• **Entries supplied**
## START

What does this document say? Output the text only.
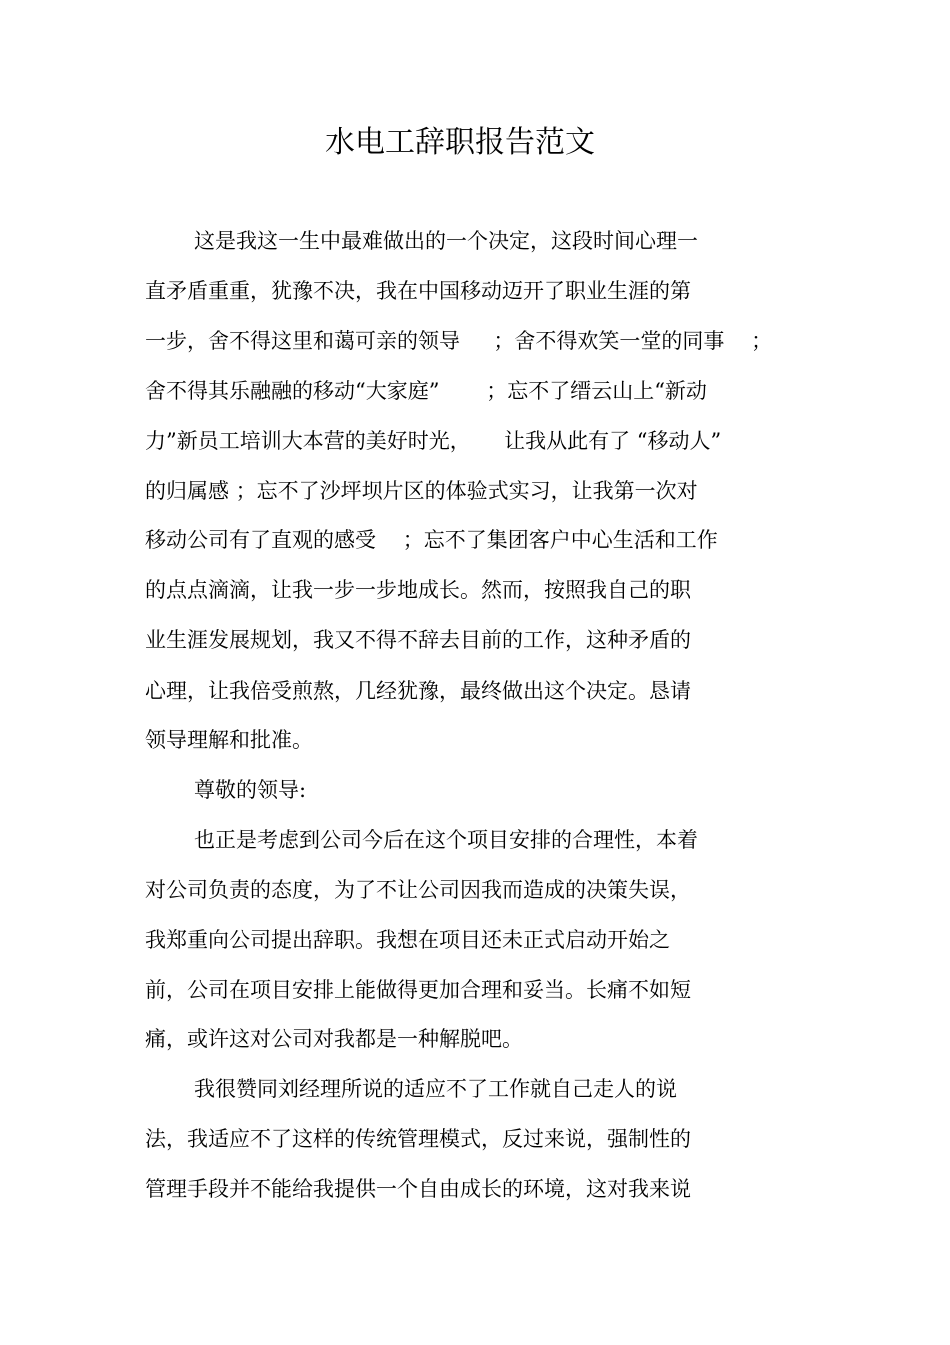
水电工辞职报告范文
这是我这一生中最难做出的一个决定，这段时间心理一
直矛盾重重，犹豫不决，我在中国移动迈开了职业生涯的第
一步，舍不得这里和蔼可亲的领导     ；舍不得欢笑一堂的同事    ；
舍不得其乐融融的移动“大家庭”       ；忘不了缙云山上“新动
力”新员工培训大本营的美好时光，     让我从此有了 “移动人”
的归属感 ；忘不了沙坪坝片区的体验式实习，让我第一次对
移动公司有了直观的感受    ；忘不了集团客户中心生活和工作
的点点滴滴，让我一步一步地成长。然而，按照我自己的职
业生涯发展规划，我又不得不辞去目前的工作，这种矛盾的
心理，让我倍受煎熬，几经犹豫，最终做出这个决定。恳请
领导理解和批准。
尊敬的领导:
也正是考虑到公司今后在这个项目安排的合理性，本着
对公司负责的态度，为了不让公司因我而造成的决策失误，
我郑重向公司提出辞职。我想在项目还未正式启动开始之
前，公司在项目安排上能做得更加合理和妥当。长痛不如短
痛，或许这对公司对我都是一种解脱吧。
我很赞同刘经理所说的适应不了工作就自己走人的说
法，我适应不了这样的传统管理模式，反过来说，强制性的
管理手段并不能给我提供一个自由成长的环境，这对我来说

## END

• **Problem**
Omitting all images, retype each line of the records precisely.

• **In response**
What does this document say? Output the text only.
水电工辞职报告范文
这是我这一生中最难做出的一个决定，这段时间心理一
直矛盾重重，犹豫不决，我在中国移动迈开了职业生涯的第
一步，舍不得这里和蔼可亲的领导     ；舍不得欢笑一堂的同事    ；
舍不得其乐融融的移动“大家庭”       ；忘不了缙云山上“新动
力”新员工培训大本营的美好时光，     让我从此有了 “移动人”
的归属感 ；忘不了沙坪坝片区的体验式实习，让我第一次对
移动公司有了直观的感受    ；忘不了集团客户中心生活和工作
的点点滴滴，让我一步一步地成长。然而，按照我自己的职
业生涯发展规划，我又不得不辞去目前的工作，这种矛盾的
心理，让我倍受煎熬，几经犹豫，最终做出这个决定。恳请
领导理解和批准。
尊敬的领导:
也正是考虑到公司今后在这个项目安排的合理性，本着
对公司负责的态度，为了不让公司因我而造成的决策失误，
我郑重向公司提出辞职。我想在项目还未正式启动开始之
前，公司在项目安排上能做得更加合理和妥当。长痛不如短
痛，或许这对公司对我都是一种解脱吧。
我很赞同刘经理所说的适应不了工作就自己走人的说
法，我适应不了这样的传统管理模式，反过来说，强制性的
管理手段并不能给我提供一个自由成长的环境，这对我来说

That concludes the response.